- [Listed records]:
★ ★ ★ ★ ★ ★ ★

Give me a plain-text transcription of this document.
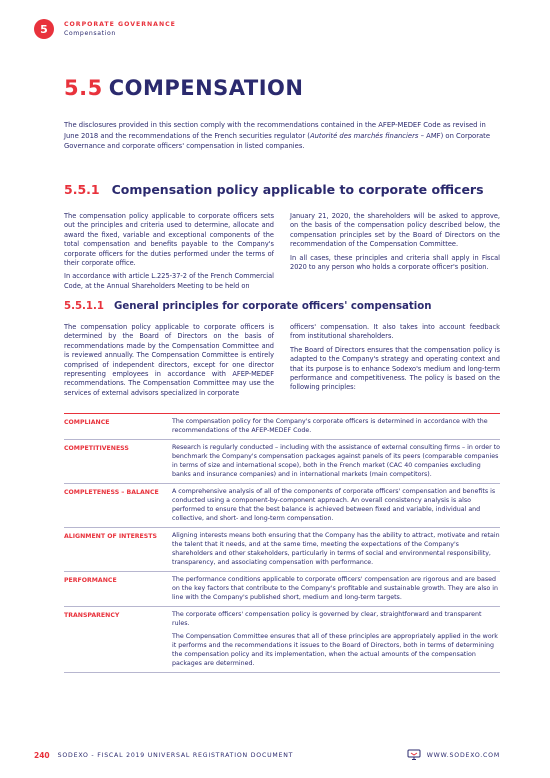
5	CORPORATE GOVERNANCE
Compensation
5.5 COMPENSATION

The disclosures provided in this section comply with the recommendations contained in the AFEP-MEDEF Code as revised in June 2018 and the recommendations of the French securities regulator (Autorité des marchés financiers – AMF) on Corporate Governance and corporate officers' compensation in listed companies.

5.5.1 Compensation policy applicable to corporate officers

The compensation policy applicable to corporate officers sets out the principles and criteria used to determine, allocate and award the fixed, variable and exceptional components of the total compensation and benefits payable to the Company's corporate officers for the duties performed under the terms of their corporate office.

In accordance with article L.225-37-2 of the French Commercial Code, at the Annual Shareholders Meeting to be held on

January 21, 2020, the shareholders will be asked to approve, on the basis of the compensation policy described below, the compensation principles set by the Board of Directors on the recommendation of the Compensation Committee.

In all cases, these principles and criteria shall apply in Fiscal 2020 to any person who holds a corporate officer's position.

5.5.1.1 General principles for corporate officers' compensation

The compensation policy applicable to corporate officers is determined by the Board of Directors on the basis of recommendations made by the Compensation Committee and is reviewed annually. The Compensation Committee is entirely comprised of independent directors, except for one director representing employees in accordance with AFEP-MEDEF recommendations. The Compensation Committee may use the services of external advisors specialized in corporate

officers' compensation. It also takes into account feedback from institutional shareholders.

The Board of Directors ensures that the compensation policy is adapted to the Company's strategy and operating context and that its purpose is to enhance Sodexo's medium and long-term performance and competitiveness. The policy is based on the following principles:

COMPLIANCE	The compensation policy for the Company's corporate officers is determined in accordance with the recommendations of the AFEP-MEDEF Code.

COMPETITIVENESS	Research is regularly conducted – including with the assistance of external consulting firms – in order to benchmark the Company's compensation packages against panels of its peers (comparable companies in terms of size and international scope), both in the French market (CAC 40 companies excluding banks and insurance companies) and in international markets (main competitors).

COMPLETENESS – BALANCE	A comprehensive analysis of all of the components of corporate officers' compensation and benefits is conducted using a component-by-component approach. An overall consistency analysis is also performed to ensure that the best balance is achieved between fixed and variable, individual and collective, and short- and long-term compensation.

ALIGNMENT OF INTERESTS	Aligning interests means both ensuring that the Company has the ability to attract, motivate and retain the talent that it needs, and at the same time, meeting the expectations of the Company's shareholders and other stakeholders, particularly in terms of social and environmental responsibility, transparency, and associating compensation with performance.

PERFORMANCE	The performance conditions applicable to corporate officers' compensation are rigorous and are based on the key factors that contribute to the Company's profitable and sustainable growth. They are also in line with the Company's published short, medium and long-term targets.

TRANSPARENCY	The corporate officers' compensation policy is governed by clear, straightforward and transparent rules.

The Compensation Committee ensures that all of these principles are appropriately applied in the work it performs and the recommendations it issues to the Board of Directors, both in terms of determining the compensation policy and its implementation, when the actual amounts of the compensation packages are determined.

240 SODEXO - FISCAL 2019 UNIVERSAL REGISTRATION DOCUMENT	WWW.SODEXO.COM
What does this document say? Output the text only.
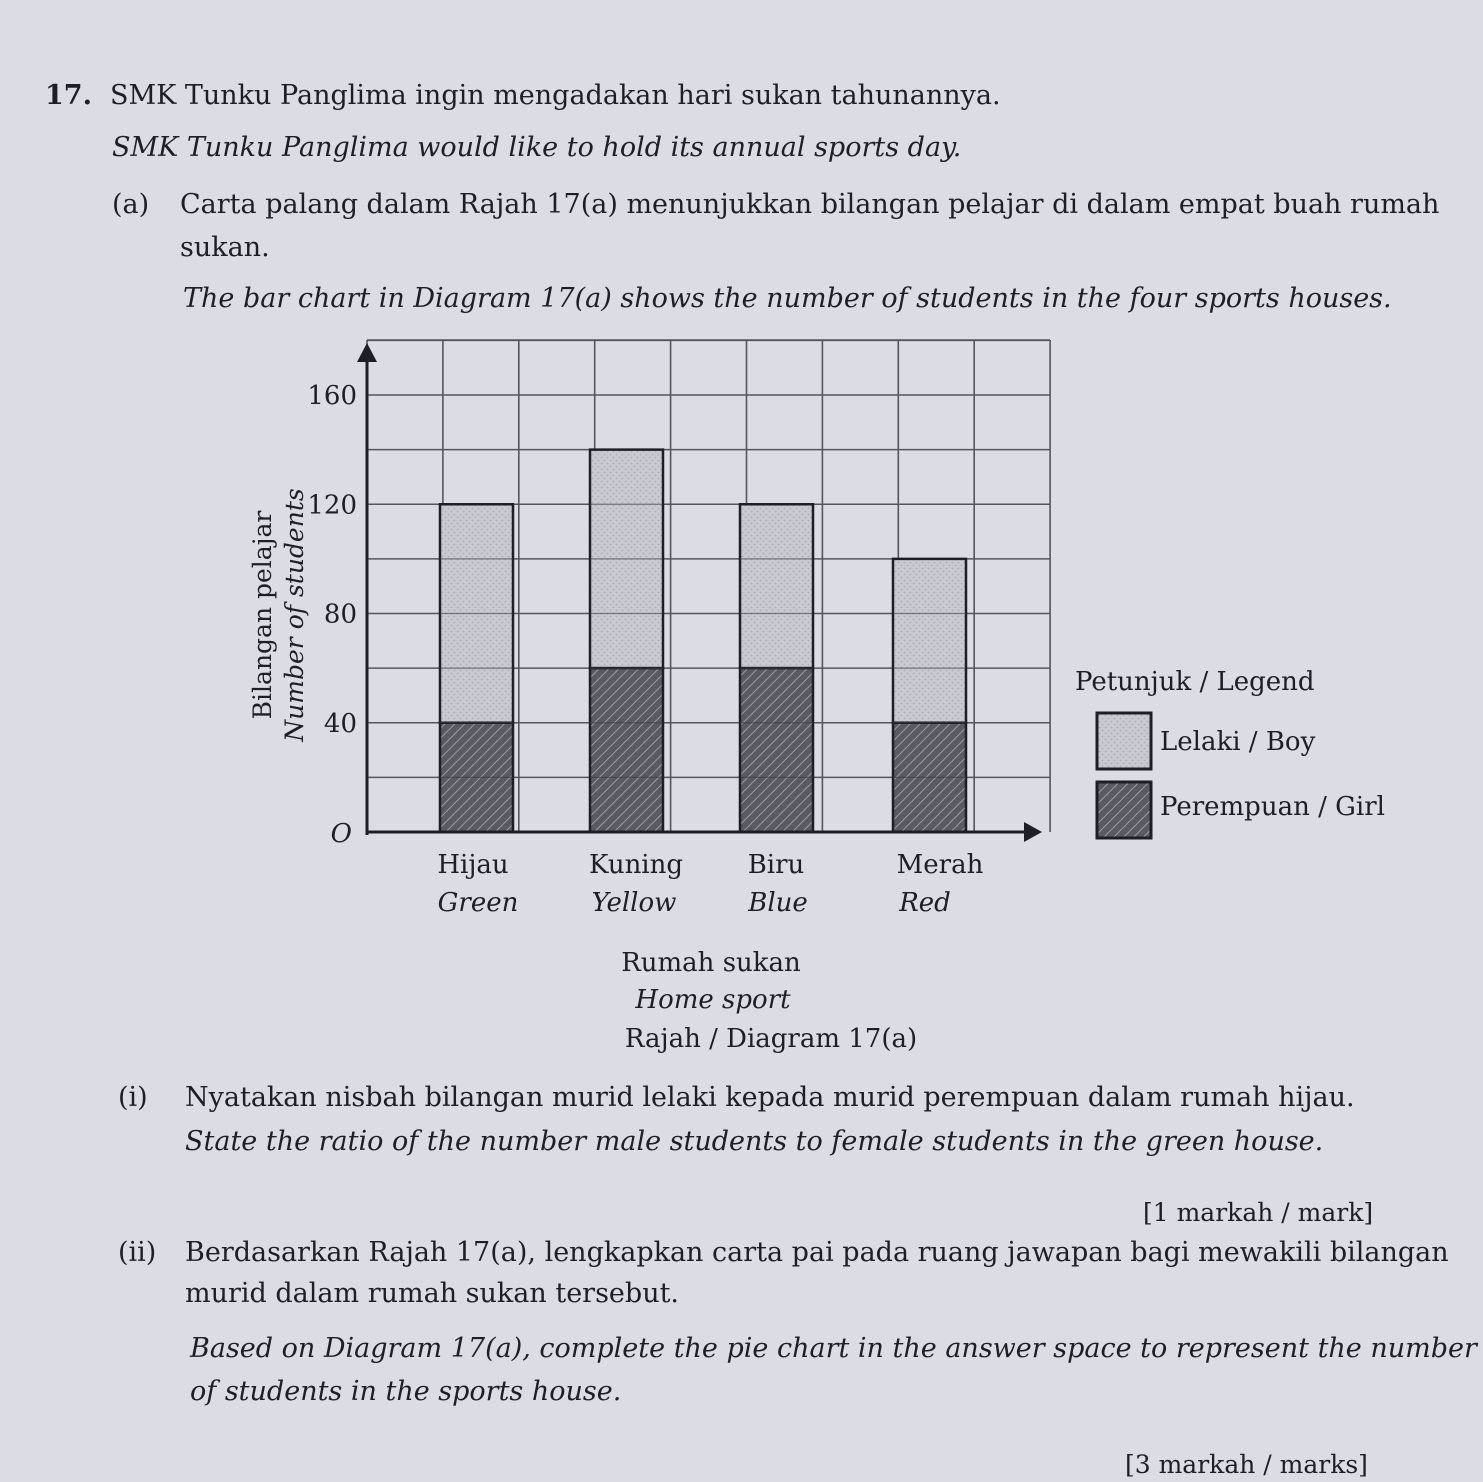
17. SMK Tunku Panglima ingin mengadakan hari sukan tahunannya.
SMK Tunku Panglima would like to hold its annual sports day.
(a) Carta palang dalam Rajah 17(a) menunjukkan bilangan pelajar di dalam empat buah rumah
sukan.
The bar chart in Diagram 17(a) shows the number of students in the four sports houses.
O
40
80
120
160
Hijau
Green
Kuning
Yellow
Biru
Blue
Merah
Red
Bilangan pelajar Number of students
Rumah sukan
Home sport
Rajah / Diagram 17(a)
Petunjuk / Legend
Lelaki / Boy
Perempuan / Girl
(i) Nyatakan nisbah bilangan murid lelaki kepada murid perempuan dalam rumah hijau.
State the ratio of the number male students to female students in the green house.
[1 markah / mark]
(ii) Berdasarkan Rajah 17(a), lengkapkan carta pai pada ruang jawapan bagi mewakili bilangan
murid dalam rumah sukan tersebut.
Based on Diagram 17(a), complete the pie chart in the answer space to represent the number
of students in the sports house.
[3 markah / marks]
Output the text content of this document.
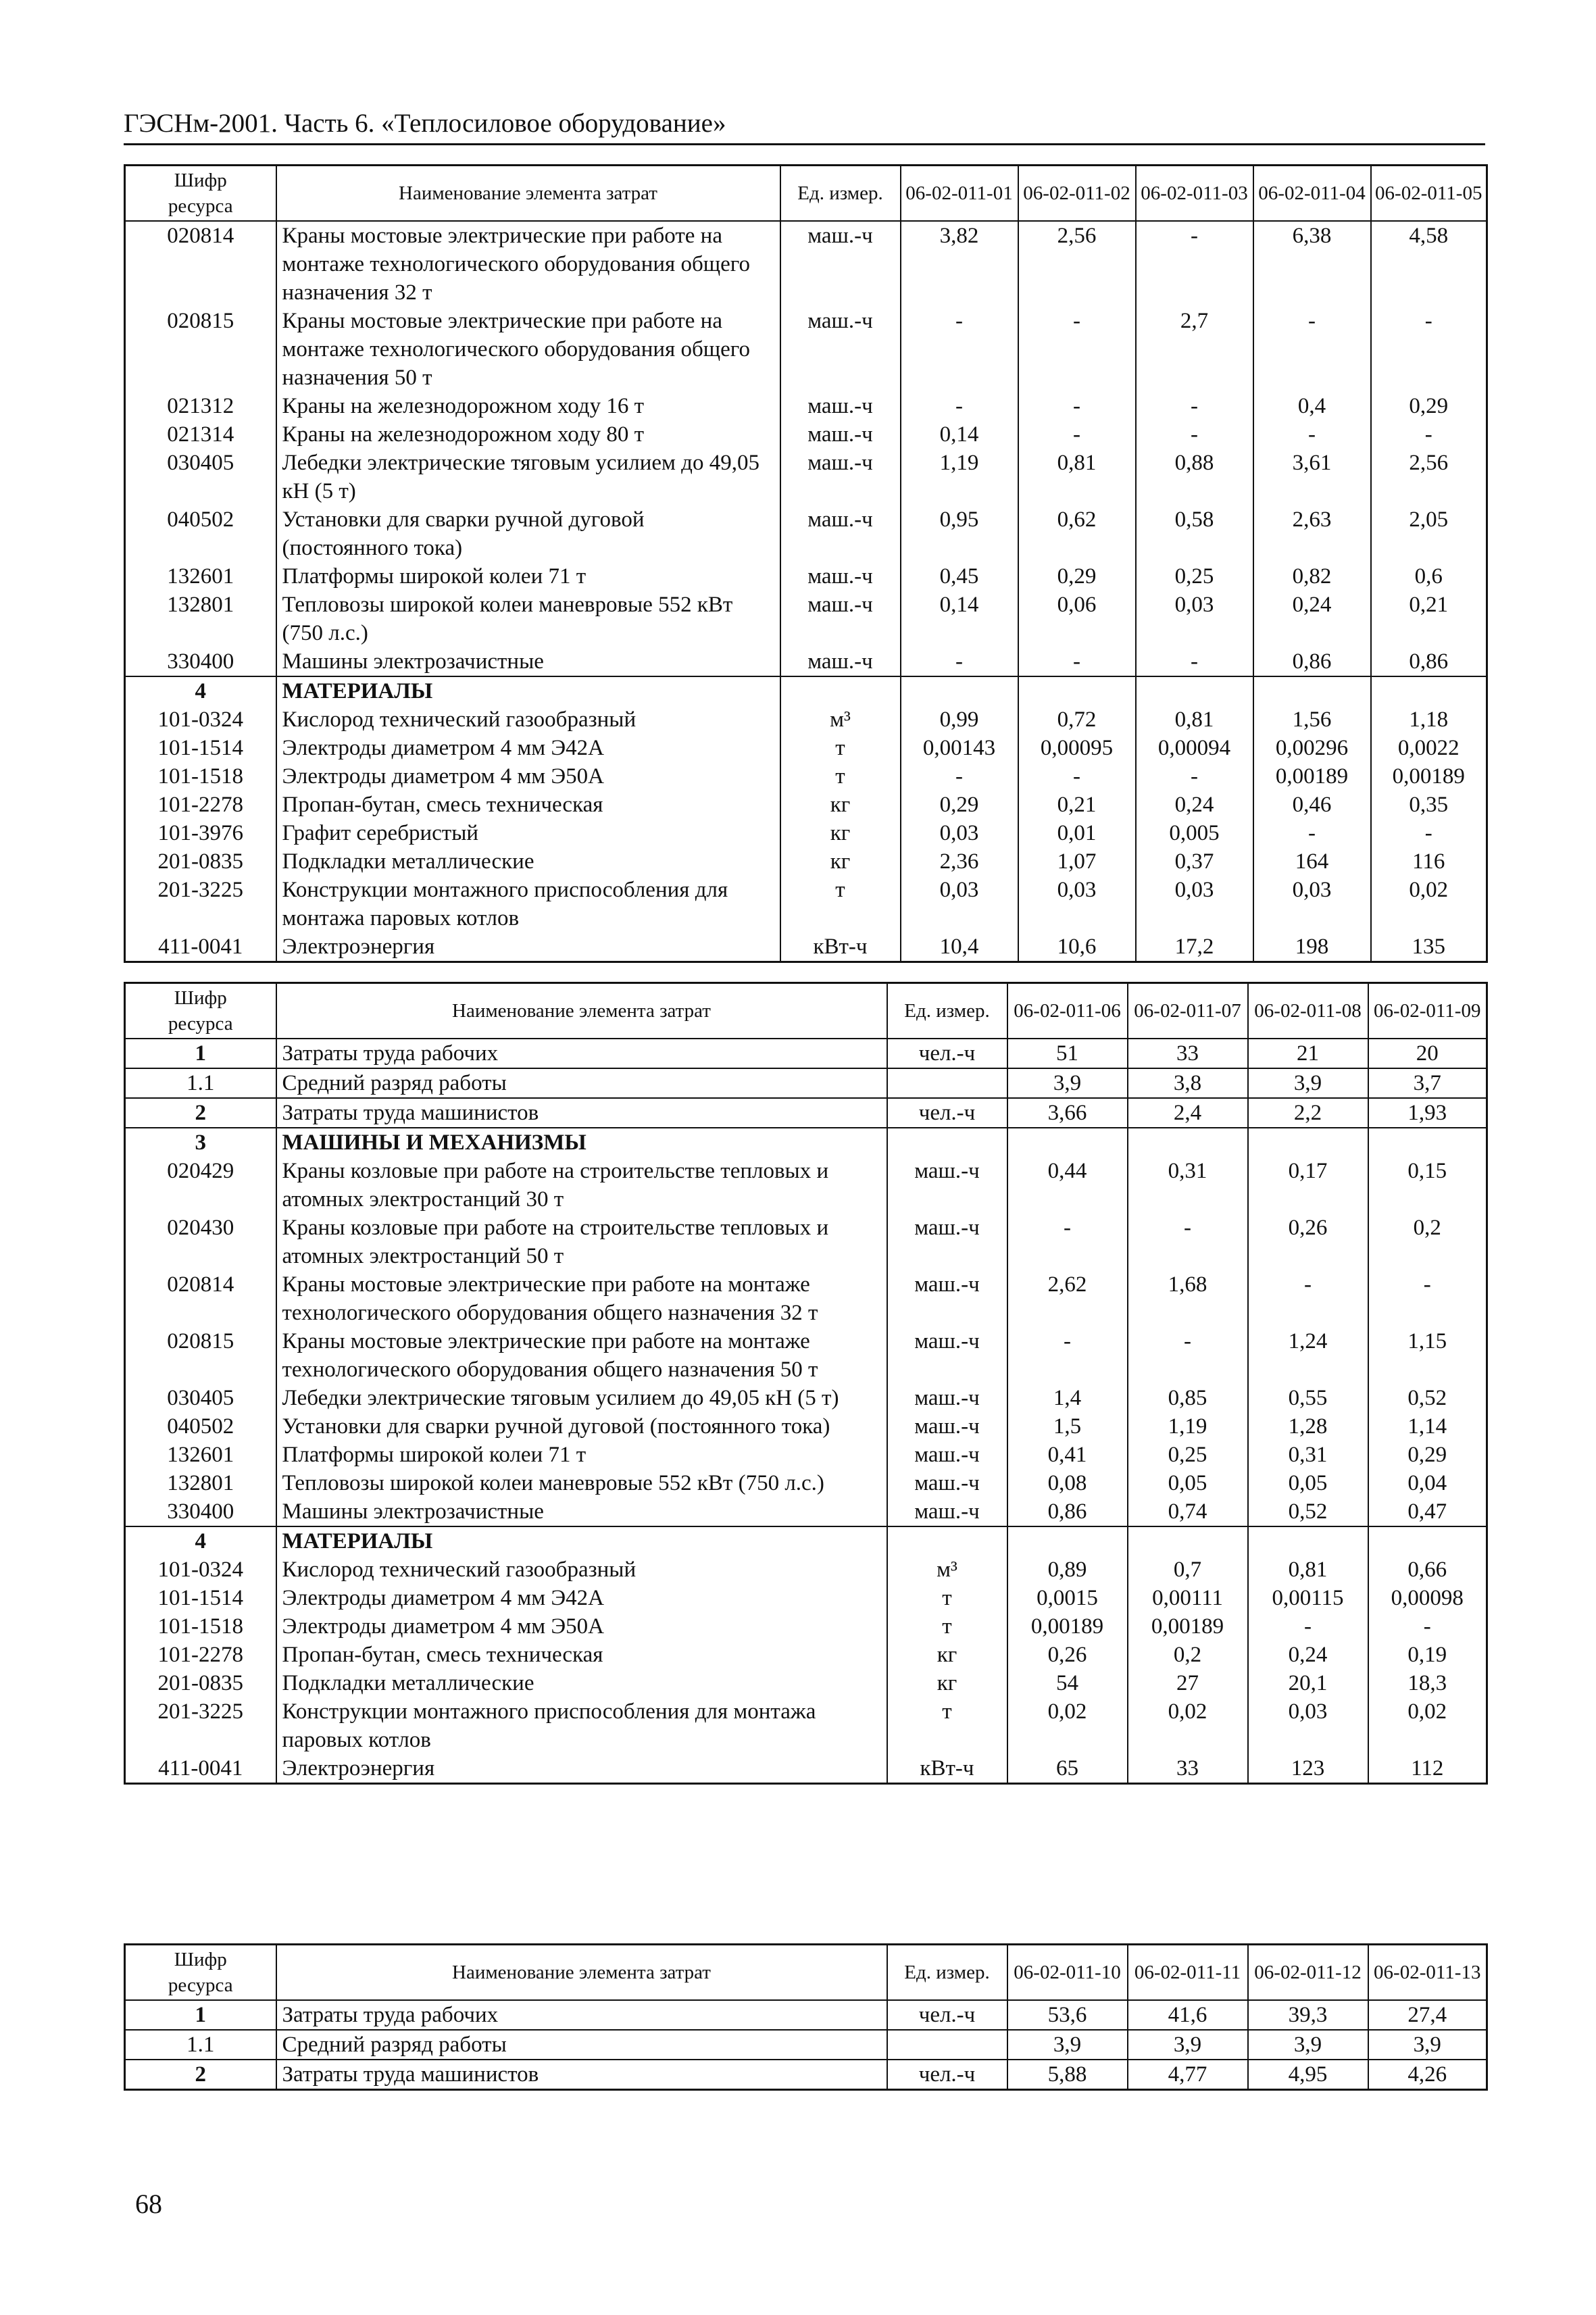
ГЭСНм-2001. Часть 6. «Теплосиловое оборудование»
Шифр
ресурса	Наименование элемента затрат	Ед. измер.	06-02-011-01	06-02-011-02	06-02-011-03	06-02-011-04	06-02-011-05
020814	Краны мостовые электрические при работе на монтаже технологического оборудования общего назначения 32 т	маш.-ч	3,82	2,56	-	6,38	4,58
020815	Краны мостовые электрические при работе на монтаже технологического оборудования общего назначения 50 т	маш.-ч	-	-	2,7	-	-
021312	Краны на железнодорожном ходу 16 т	маш.-ч	-	-	-	0,4	0,29
021314	Краны на железнодорожном ходу 80 т	маш.-ч	0,14	-	-	-	-
030405	Лебедки электрические тяговым усилием до 49,05 кН (5 т)	маш.-ч	1,19	0,81	0,88	3,61	2,56
040502	Установки для сварки ручной дуговой (постоянного тока)	маш.-ч	0,95	0,62	0,58	2,63	2,05
132601	Платформы широкой колеи 71 т	маш.-ч	0,45	0,29	0,25	0,82	0,6
132801	Тепловозы широкой колеи маневровые 552 кВт (750 л.с.)	маш.-ч	0,14	0,06	0,03	0,24	0,21
330400	Машины электрозачистные	маш.-ч	-	-	-	0,86	0,86
4	МАТЕРИАЛЫ						
101-0324	Кислород технический газообразный	м³	0,99	0,72	0,81	1,56	1,18
101-1514	Электроды диаметром 4 мм Э42А	т	0,00143	0,00095	0,00094	0,00296	0,0022
101-1518	Электроды диаметром 4 мм Э50А	т	-	-	-	0,00189	0,00189
101-2278	Пропан-бутан, смесь техническая	кг	0,29	0,21	0,24	0,46	0,35
101-3976	Графит серебристый	кг	0,03	0,01	0,005	-	-
201-0835	Подкладки металлические	кг	2,36	1,07	0,37	164	116
201-3225	Конструкции монтажного приспособления для монтажа паровых котлов	т	0,03	0,03	0,03	0,03	0,02
411-0041	Электроэнергия	кВт-ч	10,4	10,6	17,2	198	135
Шифр
ресурса	Наименование элемента затрат	Ед. измер.	06-02-011-06	06-02-011-07	06-02-011-08	06-02-011-09
1	Затраты труда рабочих	чел.-ч	51	33	21	20
1.1	Средний разряд работы		3,9	3,8	3,9	3,7
2	Затраты труда машинистов	чел.-ч	3,66	2,4	2,2	1,93
3	МАШИНЫ И МЕХАНИЗМЫ					
020429	Краны козловые при работе на строительстве тепловых и атомных электростанций 30 т	маш.-ч	0,44	0,31	0,17	0,15
020430	Краны козловые при работе на строительстве тепловых и атомных электростанций 50 т	маш.-ч	-	-	0,26	0,2
020814	Краны мостовые электрические при работе на монтаже технологического оборудования общего назначения 32 т	маш.-ч	2,62	1,68	-	-
020815	Краны мостовые электрические при работе на монтаже технологического оборудования общего назначения 50 т	маш.-ч	-	-	1,24	1,15
030405	Лебедки электрические тяговым усилием до 49,05 кН (5 т)	маш.-ч	1,4	0,85	0,55	0,52
040502	Установки для сварки ручной дуговой (постоянного тока)	маш.-ч	1,5	1,19	1,28	1,14
132601	Платформы широкой колеи 71 т	маш.-ч	0,41	0,25	0,31	0,29
132801	Тепловозы широкой колеи маневровые 552 кВт (750 л.с.)	маш.-ч	0,08	0,05	0,05	0,04
330400	Машины электрозачистные	маш.-ч	0,86	0,74	0,52	0,47
4	МАТЕРИАЛЫ					
101-0324	Кислород технический газообразный	м³	0,89	0,7	0,81	0,66
101-1514	Электроды диаметром 4 мм Э42А	т	0,0015	0,00111	0,00115	0,00098
101-1518	Электроды диаметром 4 мм Э50А	т	0,00189	0,00189	-	-
101-2278	Пропан-бутан, смесь техническая	кг	0,26	0,2	0,24	0,19
201-0835	Подкладки металлические	кг	54	27	20,1	18,3
201-3225	Конструкции монтажного приспособления для монтажа паровых котлов	т	0,02	0,02	0,03	0,02
411-0041	Электроэнергия	кВт-ч	65	33	123	112
Шифр
ресурса	Наименование элемента затрат	Ед. измер.	06-02-011-10	06-02-011-11	06-02-011-12	06-02-011-13
1	Затраты труда рабочих	чел.-ч	53,6	41,6	39,3	27,4
1.1	Средний разряд работы		3,9	3,9	3,9	3,9
2	Затраты труда машинистов	чел.-ч	5,88	4,77	4,95	4,26
68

★ ★ ★ ★ ★ ★ ★

- [Problem description]:
Looking at the data above, show all lines where the word "общего" occurs.

- [Response]:
020814	Краны мостовые электрические при работе на монтаже технологического оборудования общего назначения 32 т	маш.-ч	3,82	2,56	-	6,38	4,58
020815	Краны мостовые электрические при работе на монтаже технологического оборудования общего назначения 50 т	маш.-ч	-	-	2,7	-	-
020814	Краны мостовые электрические при работе на монтаже технологического оборудования общего назначения 32 т	маш.-ч	2,62	1,68	-	-
020815	Краны мостовые электрические при работе на монтаже технологического оборудования общего назначения 50 т	маш.-ч	-	-	1,24	1,15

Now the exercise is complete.